▸ **Work required**: Repeat every record exactly, but keep images out of the copy.

▸ **Excerpted records**:
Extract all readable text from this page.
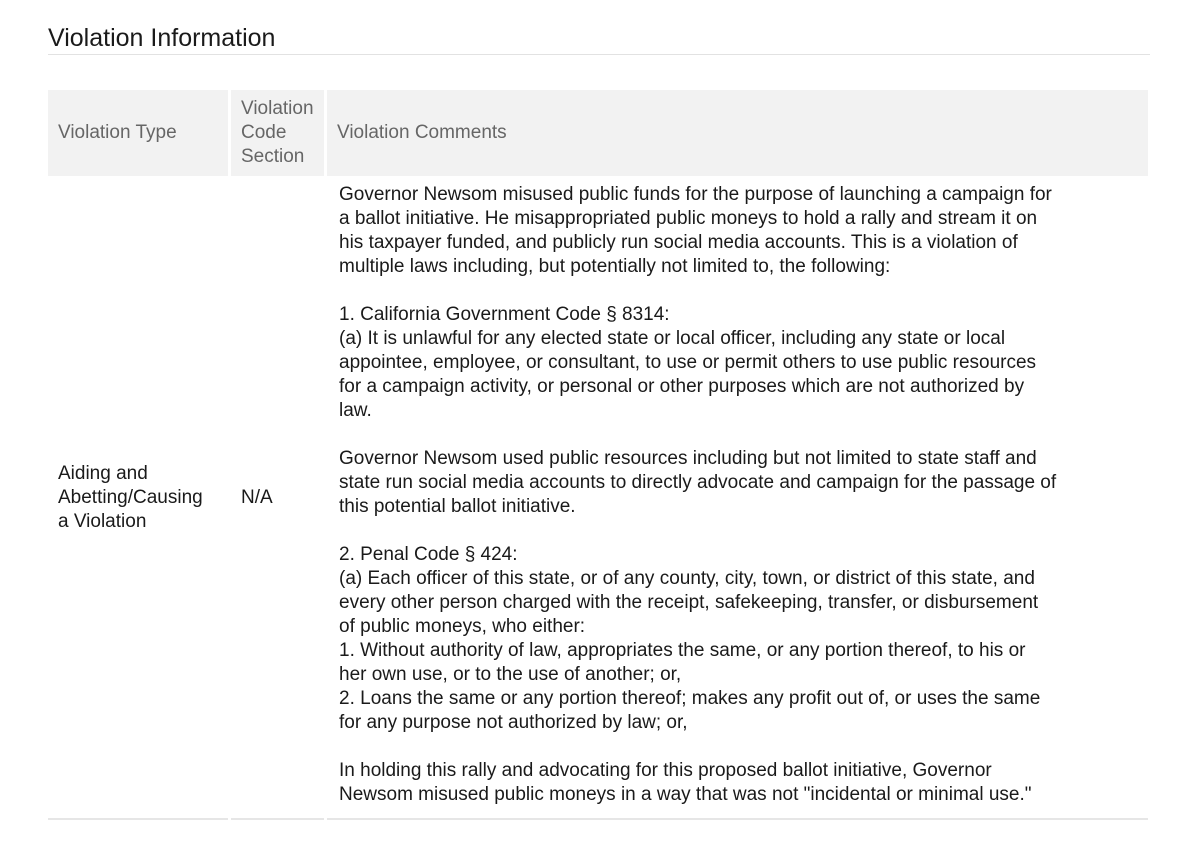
Violation Information
Violation Type
Violation
Code
Section
Violation Comments
Aiding and Abetting/Causing a Violation
N/A

Governor Newsom misused public funds for the purpose of launching a campaign for
a ballot initiative. He misappropriated public moneys to hold a rally and stream it on
his taxpayer funded, and publicly run social media accounts. This is a violation of
multiple laws including, but potentially not limited to, the following:

1. California Government Code § 8314:
(a) It is unlawful for any elected state or local officer, including any state or local
appointee, employee, or consultant, to use or permit others to use public resources
for a campaign activity, or personal or other purposes which are not authorized by
law.

Governor Newsom used public resources including but not limited to state staff and
state run social media accounts to directly advocate and campaign for the passage of
this potential ballot initiative.

2. Penal Code § 424:
(a) Each officer of this state, or of any county, city, town, or district of this state, and
every other person charged with the receipt, safekeeping, transfer, or disbursement
of public moneys, who either:
1. Without authority of law, appropriates the same, or any portion thereof, to his or
her own use, or to the use of another; or,
2. Loans the same or any portion thereof; makes any profit out of, or uses the same
for any purpose not authorized by law; or,

In holding this rally and advocating for this proposed ballot initiative, Governor
Newsom misused public moneys in a way that was not "incidental or minimal use."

▸ **Exercise response**:
Extract all readable text from this page.
Violation Information
Violation Type
Violation
Code
Section
Violation Comments
Aiding and Abetting/Causing a Violation
N/A

Governor Newsom misused public funds for the purpose of launching a campaign for
a ballot initiative. He misappropriated public moneys to hold a rally and stream it on
his taxpayer funded, and publicly run social media accounts. This is a violation of
multiple laws including, but potentially not limited to, the following:

1. California Government Code § 8314:
(a) It is unlawful for any elected state or local officer, including any state or local
appointee, employee, or consultant, to use or permit others to use public resources
for a campaign activity, or personal or other purposes which are not authorized by
law.

Governor Newsom used public resources including but not limited to state staff and
state run social media accounts to directly advocate and campaign for the passage of
this potential ballot initiative.

2. Penal Code § 424:
(a) Each officer of this state, or of any county, city, town, or district of this state, and
every other person charged with the receipt, safekeeping, transfer, or disbursement
of public moneys, who either:
1. Without authority of law, appropriates the same, or any portion thereof, to his or
her own use, or to the use of another; or,
2. Loans the same or any portion thereof; makes any profit out of, or uses the same
for any purpose not authorized by law; or,

In holding this rally and advocating for this proposed ballot initiative, Governor
Newsom misused public moneys in a way that was not "incidental or minimal use."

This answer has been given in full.